***** Data for processing *****

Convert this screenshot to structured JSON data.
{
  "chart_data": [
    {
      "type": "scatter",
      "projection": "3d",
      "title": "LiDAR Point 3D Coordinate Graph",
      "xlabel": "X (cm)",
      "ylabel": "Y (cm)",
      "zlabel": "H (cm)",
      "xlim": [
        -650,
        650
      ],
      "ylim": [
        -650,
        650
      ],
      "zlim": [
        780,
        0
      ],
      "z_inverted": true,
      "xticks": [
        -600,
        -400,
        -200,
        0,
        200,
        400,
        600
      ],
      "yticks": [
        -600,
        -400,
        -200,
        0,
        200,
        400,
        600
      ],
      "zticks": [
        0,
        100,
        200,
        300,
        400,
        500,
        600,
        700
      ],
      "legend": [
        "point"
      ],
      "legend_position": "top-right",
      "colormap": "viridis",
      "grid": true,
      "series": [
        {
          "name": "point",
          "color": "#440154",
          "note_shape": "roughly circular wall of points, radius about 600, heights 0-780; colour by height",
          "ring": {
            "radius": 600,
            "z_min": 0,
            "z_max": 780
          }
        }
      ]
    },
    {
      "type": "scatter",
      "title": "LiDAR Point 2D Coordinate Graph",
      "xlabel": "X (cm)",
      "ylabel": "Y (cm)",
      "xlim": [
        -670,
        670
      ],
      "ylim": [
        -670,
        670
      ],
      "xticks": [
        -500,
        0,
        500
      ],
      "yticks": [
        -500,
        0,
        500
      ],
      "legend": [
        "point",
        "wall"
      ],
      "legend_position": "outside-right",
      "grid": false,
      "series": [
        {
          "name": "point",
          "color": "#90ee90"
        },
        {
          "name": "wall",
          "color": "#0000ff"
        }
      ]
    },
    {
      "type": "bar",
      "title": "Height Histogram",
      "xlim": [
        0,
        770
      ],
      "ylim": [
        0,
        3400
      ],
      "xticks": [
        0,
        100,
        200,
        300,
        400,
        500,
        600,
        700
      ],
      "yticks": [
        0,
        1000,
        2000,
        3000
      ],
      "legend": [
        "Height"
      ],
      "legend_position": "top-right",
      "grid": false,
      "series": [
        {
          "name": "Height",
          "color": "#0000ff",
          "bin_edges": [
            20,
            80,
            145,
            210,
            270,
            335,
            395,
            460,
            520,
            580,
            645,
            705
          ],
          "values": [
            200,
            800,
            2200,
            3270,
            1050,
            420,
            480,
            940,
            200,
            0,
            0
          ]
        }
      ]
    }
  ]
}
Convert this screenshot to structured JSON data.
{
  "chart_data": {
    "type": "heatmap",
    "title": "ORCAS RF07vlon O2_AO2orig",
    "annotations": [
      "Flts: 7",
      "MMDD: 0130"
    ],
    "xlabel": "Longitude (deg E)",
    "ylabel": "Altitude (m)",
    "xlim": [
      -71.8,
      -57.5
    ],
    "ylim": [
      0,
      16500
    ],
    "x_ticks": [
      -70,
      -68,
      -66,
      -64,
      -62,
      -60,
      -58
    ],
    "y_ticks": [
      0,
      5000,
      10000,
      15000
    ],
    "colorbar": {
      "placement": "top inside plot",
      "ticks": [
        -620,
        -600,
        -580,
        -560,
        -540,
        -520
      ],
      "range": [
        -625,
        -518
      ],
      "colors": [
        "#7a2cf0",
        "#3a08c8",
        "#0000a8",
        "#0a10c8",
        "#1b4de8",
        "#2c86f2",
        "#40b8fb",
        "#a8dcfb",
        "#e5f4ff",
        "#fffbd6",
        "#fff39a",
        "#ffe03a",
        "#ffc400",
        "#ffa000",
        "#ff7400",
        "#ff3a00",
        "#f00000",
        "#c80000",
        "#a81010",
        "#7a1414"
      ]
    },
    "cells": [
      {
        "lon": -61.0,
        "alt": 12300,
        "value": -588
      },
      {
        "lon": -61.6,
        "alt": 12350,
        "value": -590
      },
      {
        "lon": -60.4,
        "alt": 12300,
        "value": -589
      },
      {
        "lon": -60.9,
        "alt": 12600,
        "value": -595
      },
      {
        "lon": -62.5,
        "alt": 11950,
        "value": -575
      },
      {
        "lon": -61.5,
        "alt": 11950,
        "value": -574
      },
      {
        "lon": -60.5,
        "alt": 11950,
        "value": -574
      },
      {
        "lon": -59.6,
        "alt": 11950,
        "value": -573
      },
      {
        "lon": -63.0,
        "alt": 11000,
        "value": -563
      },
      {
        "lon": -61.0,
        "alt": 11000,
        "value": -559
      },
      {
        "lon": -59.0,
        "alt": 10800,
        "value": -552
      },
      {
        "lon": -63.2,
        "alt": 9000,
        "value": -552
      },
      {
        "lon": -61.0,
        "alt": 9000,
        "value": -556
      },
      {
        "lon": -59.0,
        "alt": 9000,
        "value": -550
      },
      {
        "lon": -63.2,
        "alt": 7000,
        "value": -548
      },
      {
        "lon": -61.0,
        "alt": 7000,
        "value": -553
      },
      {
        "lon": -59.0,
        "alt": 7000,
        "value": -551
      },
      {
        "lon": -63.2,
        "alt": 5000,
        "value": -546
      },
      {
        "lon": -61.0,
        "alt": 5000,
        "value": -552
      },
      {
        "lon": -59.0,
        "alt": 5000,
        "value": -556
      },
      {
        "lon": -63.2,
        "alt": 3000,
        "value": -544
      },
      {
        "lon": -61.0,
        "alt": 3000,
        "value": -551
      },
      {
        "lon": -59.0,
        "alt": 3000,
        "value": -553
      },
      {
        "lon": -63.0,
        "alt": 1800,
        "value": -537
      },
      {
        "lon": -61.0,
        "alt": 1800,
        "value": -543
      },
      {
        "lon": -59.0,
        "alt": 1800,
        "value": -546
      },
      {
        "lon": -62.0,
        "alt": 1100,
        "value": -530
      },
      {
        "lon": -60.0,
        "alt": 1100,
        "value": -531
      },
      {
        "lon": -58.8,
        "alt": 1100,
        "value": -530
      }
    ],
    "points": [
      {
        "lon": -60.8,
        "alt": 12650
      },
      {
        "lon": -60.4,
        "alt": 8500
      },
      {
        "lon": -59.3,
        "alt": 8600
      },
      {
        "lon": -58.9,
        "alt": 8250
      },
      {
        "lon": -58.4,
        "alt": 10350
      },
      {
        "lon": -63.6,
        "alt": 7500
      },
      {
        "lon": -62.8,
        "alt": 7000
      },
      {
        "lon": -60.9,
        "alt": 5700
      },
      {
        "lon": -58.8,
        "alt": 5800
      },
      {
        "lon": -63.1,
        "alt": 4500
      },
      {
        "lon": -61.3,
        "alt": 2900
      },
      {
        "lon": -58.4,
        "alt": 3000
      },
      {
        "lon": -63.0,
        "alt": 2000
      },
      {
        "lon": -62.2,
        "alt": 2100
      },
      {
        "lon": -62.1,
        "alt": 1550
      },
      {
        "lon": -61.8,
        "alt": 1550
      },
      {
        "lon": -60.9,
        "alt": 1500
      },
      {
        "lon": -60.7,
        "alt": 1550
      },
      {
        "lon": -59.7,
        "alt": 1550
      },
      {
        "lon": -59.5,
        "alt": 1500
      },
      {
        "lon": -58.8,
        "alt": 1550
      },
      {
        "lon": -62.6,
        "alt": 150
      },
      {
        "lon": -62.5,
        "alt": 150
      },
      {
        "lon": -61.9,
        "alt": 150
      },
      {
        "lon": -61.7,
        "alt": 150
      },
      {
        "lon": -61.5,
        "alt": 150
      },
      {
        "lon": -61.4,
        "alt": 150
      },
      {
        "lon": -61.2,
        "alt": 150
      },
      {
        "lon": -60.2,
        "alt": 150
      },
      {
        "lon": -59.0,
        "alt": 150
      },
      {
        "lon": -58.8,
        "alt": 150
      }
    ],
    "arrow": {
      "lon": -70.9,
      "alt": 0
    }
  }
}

*****
***** Data for processing *****

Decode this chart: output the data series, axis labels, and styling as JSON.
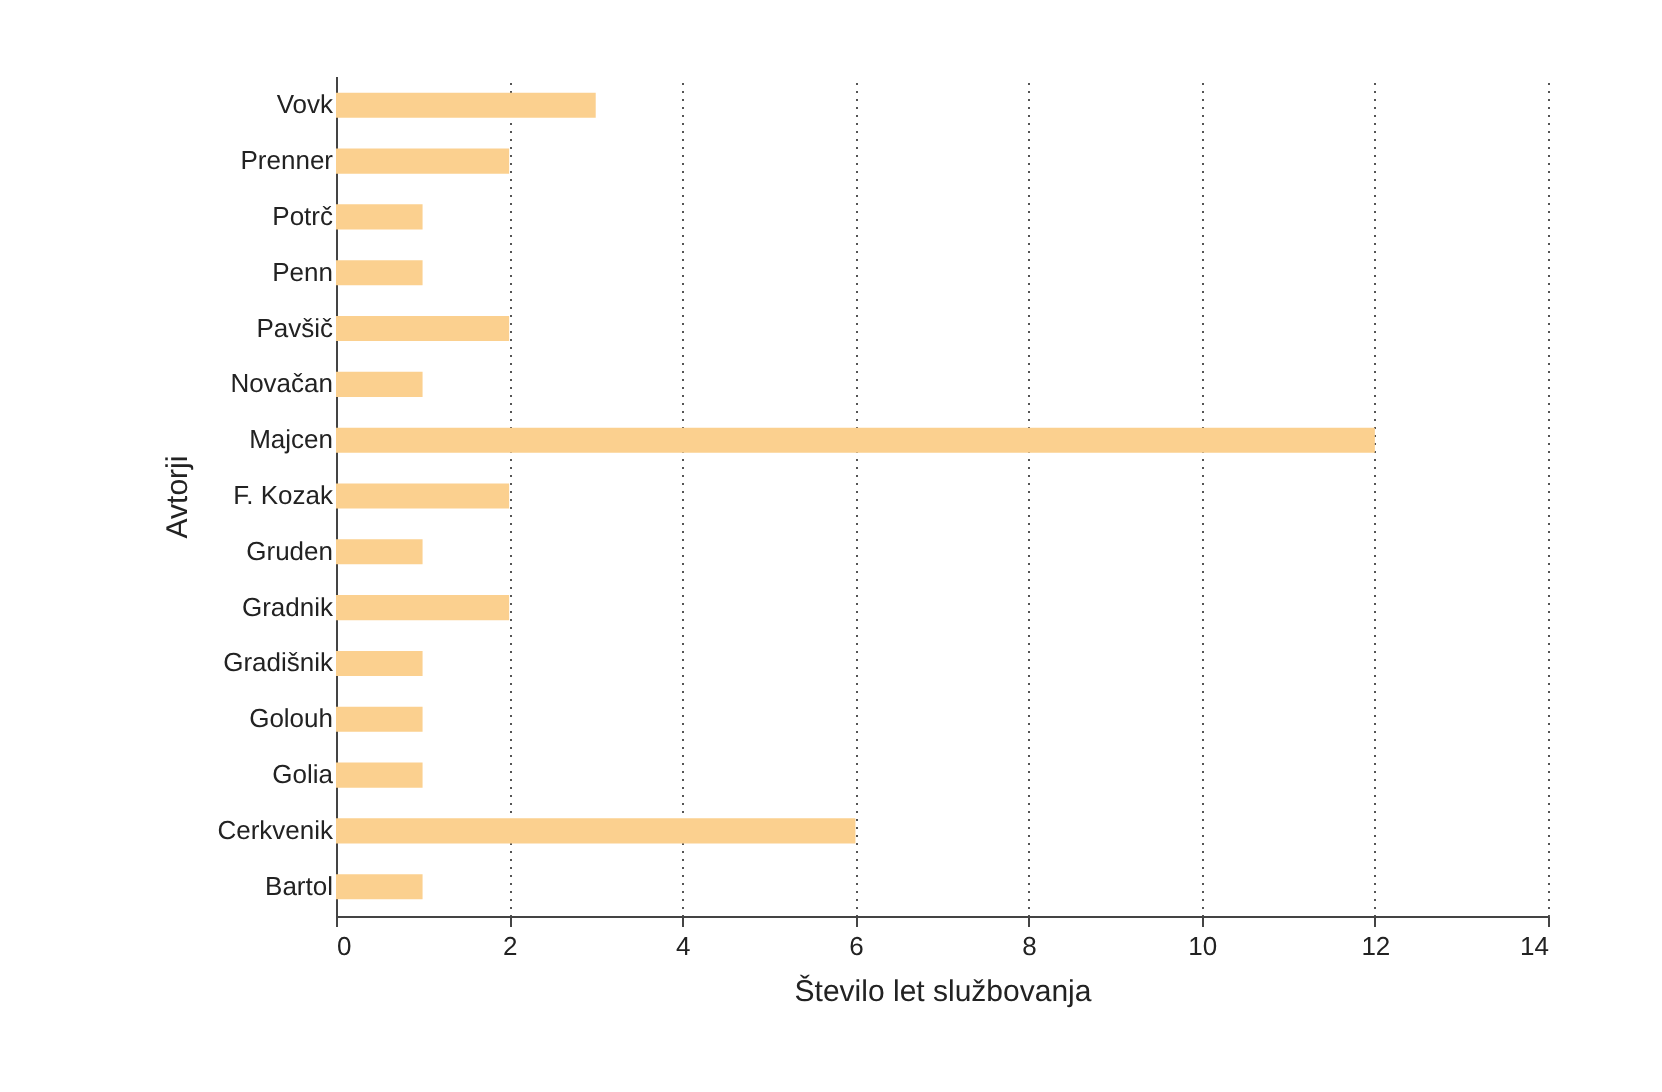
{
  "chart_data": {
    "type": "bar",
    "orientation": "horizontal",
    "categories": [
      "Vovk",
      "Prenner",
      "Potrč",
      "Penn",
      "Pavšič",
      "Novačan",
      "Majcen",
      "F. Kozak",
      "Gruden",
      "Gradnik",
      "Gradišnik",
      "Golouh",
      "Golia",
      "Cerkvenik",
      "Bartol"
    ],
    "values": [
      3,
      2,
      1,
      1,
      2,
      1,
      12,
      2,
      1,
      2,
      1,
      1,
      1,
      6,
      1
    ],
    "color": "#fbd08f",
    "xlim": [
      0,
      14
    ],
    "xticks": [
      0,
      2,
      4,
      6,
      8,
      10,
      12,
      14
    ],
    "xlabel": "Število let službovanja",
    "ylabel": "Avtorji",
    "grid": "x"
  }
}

*****

[Written task]:
Say how many lines in this material hold "Coordinate", and say nothing else.

[Reply to the exercise]:
2